RECORDS FOR THIS TASK –
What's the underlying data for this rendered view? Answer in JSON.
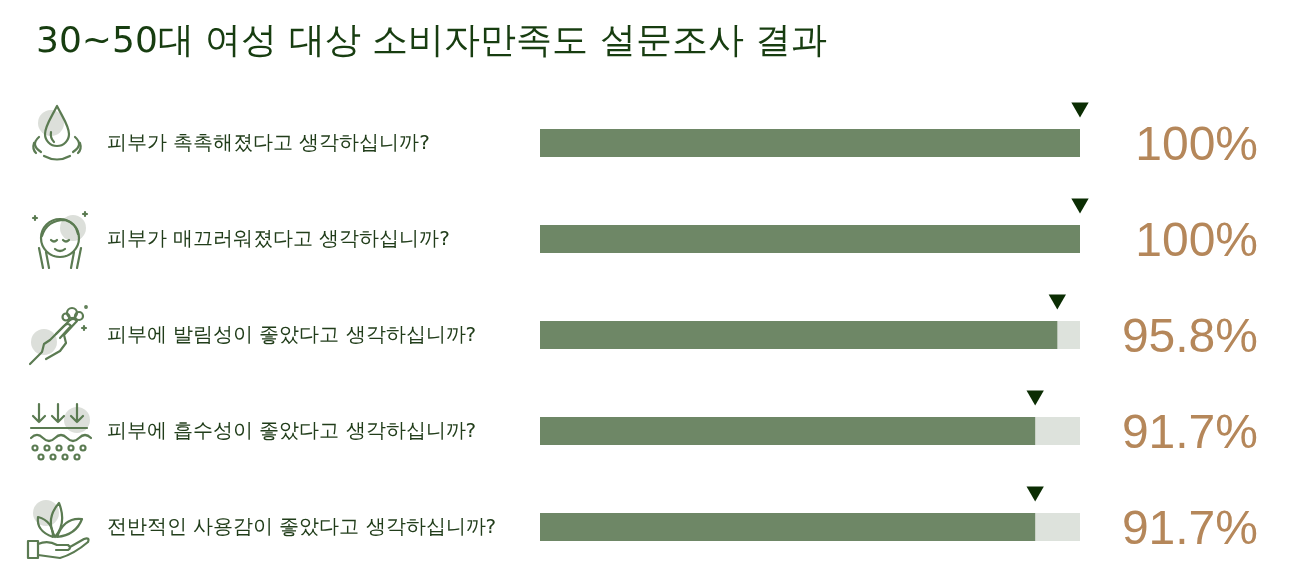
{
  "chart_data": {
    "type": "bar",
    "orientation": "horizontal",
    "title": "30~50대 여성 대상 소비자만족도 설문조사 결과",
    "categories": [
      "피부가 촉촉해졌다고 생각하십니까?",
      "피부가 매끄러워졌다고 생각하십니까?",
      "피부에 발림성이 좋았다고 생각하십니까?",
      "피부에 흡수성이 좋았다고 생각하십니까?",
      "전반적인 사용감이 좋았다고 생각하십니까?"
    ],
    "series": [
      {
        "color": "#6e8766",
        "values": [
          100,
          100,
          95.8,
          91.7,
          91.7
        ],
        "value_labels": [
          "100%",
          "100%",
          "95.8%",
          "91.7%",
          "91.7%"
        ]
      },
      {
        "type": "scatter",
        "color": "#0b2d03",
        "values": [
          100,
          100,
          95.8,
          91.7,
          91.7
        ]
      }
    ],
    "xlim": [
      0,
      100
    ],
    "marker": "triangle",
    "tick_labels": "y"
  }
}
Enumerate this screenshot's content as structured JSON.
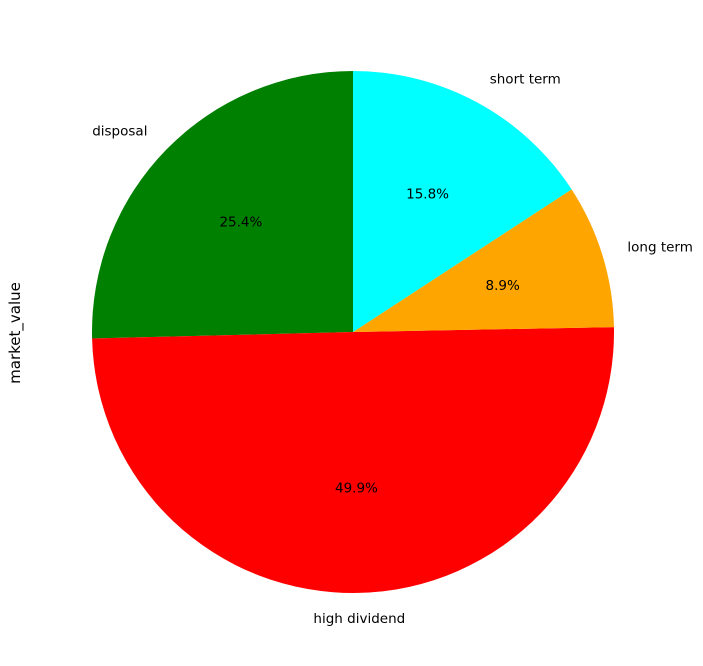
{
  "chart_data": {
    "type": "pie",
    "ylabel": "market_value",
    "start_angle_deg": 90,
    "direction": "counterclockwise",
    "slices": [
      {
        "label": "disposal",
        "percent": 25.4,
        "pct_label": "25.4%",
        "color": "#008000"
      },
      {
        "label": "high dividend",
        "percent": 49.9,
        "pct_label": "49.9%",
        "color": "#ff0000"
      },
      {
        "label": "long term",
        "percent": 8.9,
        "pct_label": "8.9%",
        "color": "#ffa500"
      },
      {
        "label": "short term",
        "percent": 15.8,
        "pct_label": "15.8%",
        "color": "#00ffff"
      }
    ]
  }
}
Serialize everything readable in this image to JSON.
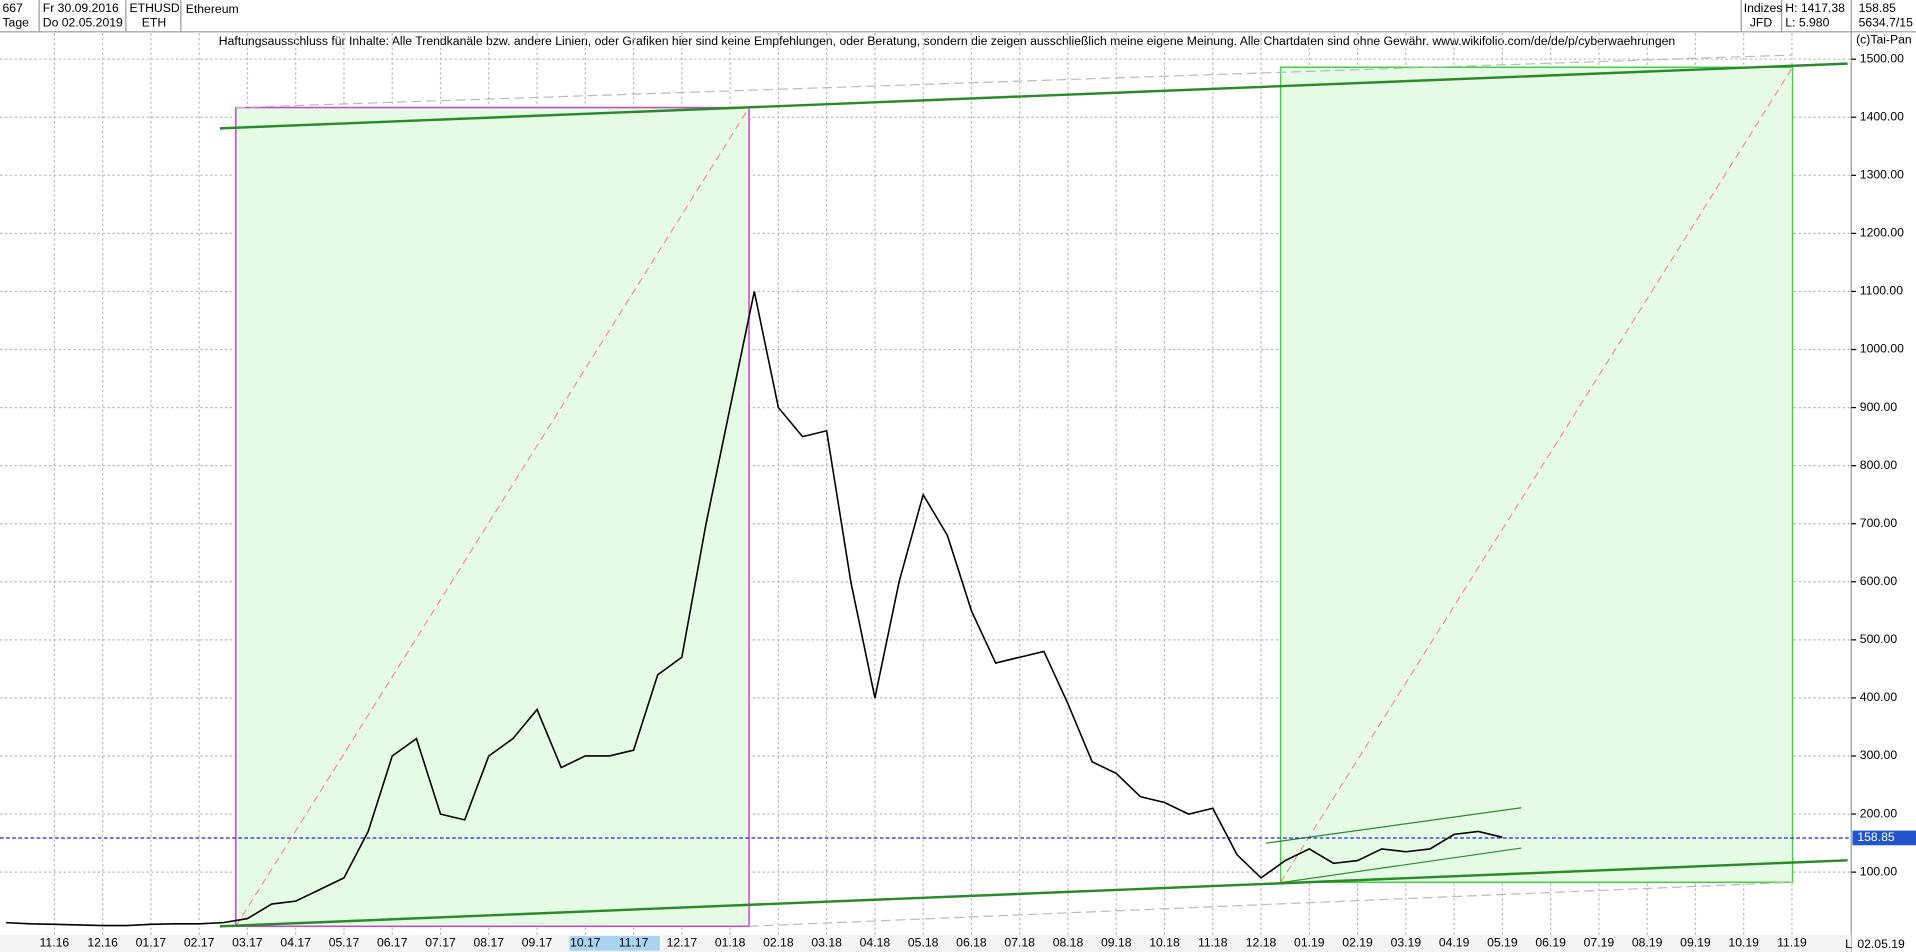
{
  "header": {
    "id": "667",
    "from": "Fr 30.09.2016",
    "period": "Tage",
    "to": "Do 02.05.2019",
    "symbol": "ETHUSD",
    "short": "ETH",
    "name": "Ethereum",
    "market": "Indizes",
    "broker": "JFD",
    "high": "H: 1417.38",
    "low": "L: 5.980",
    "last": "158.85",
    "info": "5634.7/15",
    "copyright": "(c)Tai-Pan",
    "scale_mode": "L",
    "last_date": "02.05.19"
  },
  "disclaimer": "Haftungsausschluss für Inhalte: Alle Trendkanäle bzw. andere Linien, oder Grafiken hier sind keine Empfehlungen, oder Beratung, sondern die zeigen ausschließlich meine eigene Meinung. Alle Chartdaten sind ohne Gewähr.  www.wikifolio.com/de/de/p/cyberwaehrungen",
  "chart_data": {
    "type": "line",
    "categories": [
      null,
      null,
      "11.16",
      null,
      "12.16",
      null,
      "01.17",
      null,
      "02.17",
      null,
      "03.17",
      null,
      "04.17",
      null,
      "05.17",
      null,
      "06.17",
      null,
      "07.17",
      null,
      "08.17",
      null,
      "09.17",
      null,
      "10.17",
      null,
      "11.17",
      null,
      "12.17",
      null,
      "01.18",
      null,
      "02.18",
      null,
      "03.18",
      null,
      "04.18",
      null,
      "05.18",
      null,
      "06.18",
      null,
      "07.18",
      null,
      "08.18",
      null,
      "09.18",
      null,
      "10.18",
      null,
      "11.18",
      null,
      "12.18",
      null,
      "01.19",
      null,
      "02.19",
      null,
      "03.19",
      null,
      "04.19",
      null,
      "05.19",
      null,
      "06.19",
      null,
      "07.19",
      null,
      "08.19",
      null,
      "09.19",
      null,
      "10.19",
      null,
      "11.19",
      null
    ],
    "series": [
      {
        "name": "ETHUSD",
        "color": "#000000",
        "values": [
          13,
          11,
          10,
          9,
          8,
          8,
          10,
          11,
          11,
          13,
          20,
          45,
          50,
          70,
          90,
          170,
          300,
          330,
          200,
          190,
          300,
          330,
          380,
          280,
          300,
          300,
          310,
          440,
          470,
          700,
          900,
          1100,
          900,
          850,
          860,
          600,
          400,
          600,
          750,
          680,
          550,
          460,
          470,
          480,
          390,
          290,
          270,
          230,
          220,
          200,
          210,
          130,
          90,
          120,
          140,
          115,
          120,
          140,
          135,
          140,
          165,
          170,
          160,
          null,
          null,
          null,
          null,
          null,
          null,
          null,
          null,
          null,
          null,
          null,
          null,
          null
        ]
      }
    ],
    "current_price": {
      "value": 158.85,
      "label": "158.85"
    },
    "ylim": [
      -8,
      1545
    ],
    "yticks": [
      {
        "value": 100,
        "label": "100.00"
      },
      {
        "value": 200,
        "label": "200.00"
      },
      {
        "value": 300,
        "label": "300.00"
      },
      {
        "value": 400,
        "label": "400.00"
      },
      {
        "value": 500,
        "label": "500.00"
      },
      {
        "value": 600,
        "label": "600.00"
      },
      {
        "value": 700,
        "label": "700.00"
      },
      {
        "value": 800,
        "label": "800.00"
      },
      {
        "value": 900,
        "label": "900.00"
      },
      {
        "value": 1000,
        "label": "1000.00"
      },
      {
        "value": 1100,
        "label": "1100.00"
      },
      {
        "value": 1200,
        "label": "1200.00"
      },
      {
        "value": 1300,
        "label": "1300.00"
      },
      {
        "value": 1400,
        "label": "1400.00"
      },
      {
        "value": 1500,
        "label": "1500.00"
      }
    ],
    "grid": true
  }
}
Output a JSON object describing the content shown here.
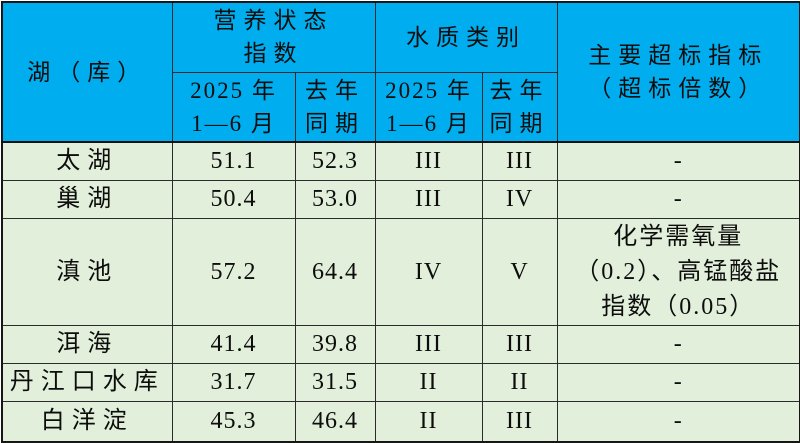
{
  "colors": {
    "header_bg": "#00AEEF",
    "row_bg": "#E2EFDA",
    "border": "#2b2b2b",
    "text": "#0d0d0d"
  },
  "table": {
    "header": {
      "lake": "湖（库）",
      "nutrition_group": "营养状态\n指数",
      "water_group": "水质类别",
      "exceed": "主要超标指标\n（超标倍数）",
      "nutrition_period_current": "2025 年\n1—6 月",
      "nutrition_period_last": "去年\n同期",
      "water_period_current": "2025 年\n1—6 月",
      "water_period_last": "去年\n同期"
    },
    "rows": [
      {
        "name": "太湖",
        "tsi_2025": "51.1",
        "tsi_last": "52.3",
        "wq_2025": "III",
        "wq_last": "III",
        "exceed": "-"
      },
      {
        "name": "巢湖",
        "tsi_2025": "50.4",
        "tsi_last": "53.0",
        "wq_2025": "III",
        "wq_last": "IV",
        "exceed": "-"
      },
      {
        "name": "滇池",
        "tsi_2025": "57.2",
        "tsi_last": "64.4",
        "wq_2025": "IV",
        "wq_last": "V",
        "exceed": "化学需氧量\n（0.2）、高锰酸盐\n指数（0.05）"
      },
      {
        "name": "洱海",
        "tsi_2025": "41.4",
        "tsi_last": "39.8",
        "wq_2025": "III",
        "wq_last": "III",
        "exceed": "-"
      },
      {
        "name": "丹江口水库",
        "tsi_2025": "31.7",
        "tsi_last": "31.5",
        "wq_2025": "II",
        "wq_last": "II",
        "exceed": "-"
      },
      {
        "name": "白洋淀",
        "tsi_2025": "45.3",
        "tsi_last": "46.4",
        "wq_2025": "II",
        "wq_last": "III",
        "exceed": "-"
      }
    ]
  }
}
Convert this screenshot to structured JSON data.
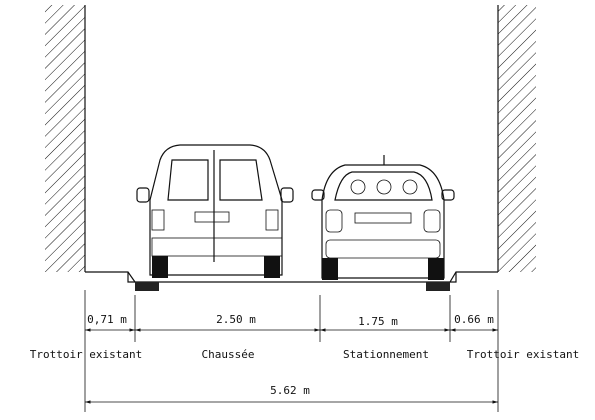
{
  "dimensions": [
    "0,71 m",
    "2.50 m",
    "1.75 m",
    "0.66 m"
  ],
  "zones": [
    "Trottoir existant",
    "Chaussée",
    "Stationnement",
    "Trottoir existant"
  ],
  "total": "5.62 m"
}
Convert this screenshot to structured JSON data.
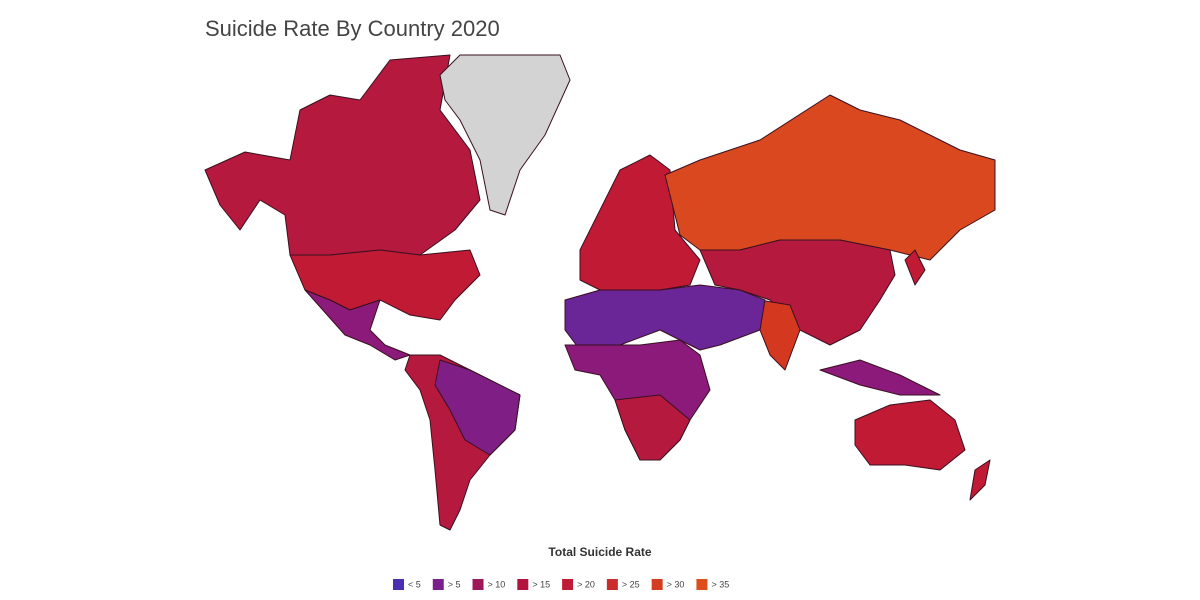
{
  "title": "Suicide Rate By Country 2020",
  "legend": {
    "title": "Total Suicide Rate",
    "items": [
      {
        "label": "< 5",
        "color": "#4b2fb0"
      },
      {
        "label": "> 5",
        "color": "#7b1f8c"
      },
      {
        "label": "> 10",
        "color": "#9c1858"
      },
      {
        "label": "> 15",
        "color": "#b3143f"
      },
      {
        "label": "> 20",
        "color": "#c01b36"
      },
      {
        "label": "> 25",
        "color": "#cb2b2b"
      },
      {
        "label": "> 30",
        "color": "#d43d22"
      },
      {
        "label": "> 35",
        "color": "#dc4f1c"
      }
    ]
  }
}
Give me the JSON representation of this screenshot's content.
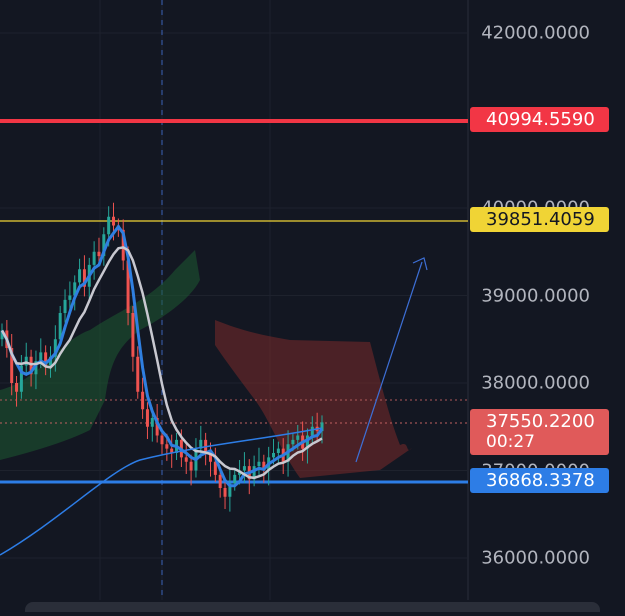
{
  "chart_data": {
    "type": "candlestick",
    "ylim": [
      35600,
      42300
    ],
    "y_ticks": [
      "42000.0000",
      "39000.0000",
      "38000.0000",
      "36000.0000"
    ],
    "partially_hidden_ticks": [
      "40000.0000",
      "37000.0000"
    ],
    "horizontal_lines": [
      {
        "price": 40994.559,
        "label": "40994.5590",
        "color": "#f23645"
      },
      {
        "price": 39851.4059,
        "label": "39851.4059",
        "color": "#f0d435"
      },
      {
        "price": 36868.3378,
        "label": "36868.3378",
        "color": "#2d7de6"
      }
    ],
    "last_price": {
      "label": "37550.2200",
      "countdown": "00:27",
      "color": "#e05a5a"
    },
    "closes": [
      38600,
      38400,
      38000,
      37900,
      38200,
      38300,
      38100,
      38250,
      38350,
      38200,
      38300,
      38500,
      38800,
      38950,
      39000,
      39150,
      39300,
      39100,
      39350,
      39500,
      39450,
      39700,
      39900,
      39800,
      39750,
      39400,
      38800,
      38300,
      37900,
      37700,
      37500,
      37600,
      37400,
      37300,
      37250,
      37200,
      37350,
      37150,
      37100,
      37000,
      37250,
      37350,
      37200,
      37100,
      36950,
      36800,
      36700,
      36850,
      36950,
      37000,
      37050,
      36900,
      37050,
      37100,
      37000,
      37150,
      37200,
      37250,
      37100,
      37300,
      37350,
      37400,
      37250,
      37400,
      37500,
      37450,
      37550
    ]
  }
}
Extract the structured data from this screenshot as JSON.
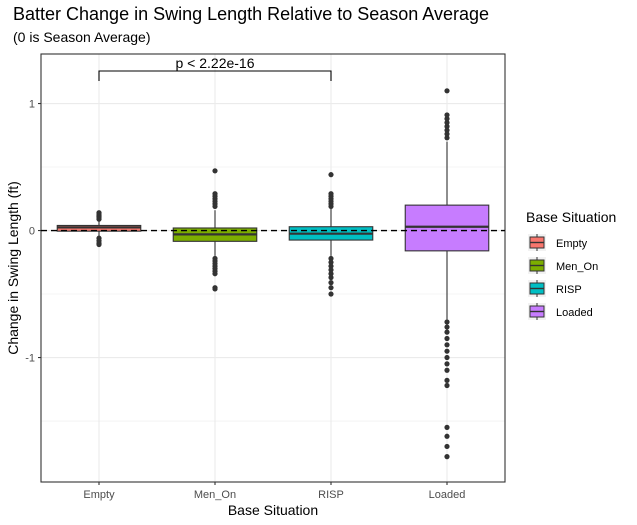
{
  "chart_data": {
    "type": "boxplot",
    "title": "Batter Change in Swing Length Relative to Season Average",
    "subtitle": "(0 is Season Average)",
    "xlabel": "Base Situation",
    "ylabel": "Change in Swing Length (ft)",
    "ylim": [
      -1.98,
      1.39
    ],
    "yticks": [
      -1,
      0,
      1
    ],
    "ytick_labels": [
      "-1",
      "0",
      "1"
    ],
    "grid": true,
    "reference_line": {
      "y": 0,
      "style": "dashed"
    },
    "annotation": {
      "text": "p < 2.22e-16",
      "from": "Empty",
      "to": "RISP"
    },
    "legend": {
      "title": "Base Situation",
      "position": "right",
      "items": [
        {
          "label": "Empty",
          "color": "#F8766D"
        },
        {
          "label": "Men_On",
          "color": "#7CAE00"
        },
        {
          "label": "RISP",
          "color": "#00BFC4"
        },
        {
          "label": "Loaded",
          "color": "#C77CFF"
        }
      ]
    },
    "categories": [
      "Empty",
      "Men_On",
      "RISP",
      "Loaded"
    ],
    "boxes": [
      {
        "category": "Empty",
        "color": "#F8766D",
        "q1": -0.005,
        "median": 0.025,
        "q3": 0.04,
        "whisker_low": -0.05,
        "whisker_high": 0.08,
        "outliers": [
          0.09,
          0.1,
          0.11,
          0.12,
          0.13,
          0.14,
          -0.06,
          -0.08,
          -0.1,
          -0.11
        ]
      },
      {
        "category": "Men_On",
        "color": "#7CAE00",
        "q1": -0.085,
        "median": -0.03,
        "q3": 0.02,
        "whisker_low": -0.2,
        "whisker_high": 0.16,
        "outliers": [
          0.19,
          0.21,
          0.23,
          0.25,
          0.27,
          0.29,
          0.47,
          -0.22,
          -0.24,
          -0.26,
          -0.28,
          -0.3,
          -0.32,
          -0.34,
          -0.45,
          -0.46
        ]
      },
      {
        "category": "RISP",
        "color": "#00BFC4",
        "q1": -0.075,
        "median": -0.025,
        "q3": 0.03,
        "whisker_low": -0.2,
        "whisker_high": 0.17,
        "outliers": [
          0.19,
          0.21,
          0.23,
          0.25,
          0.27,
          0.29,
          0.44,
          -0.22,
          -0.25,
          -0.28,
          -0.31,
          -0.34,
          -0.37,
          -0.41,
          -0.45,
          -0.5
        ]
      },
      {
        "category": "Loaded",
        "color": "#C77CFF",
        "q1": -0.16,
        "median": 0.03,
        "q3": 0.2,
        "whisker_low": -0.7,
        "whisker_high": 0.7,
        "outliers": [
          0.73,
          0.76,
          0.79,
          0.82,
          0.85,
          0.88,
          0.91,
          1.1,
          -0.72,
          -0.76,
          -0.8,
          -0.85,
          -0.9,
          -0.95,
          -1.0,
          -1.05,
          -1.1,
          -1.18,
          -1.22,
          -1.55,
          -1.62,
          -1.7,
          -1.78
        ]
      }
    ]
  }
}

WORK TO DO – Gather each line that holds "ylabel".

RESULT FOR THIS EXERCISE –
    "ylabel": "market_value",
    "ylabel": "Change in Swing Length (ft)",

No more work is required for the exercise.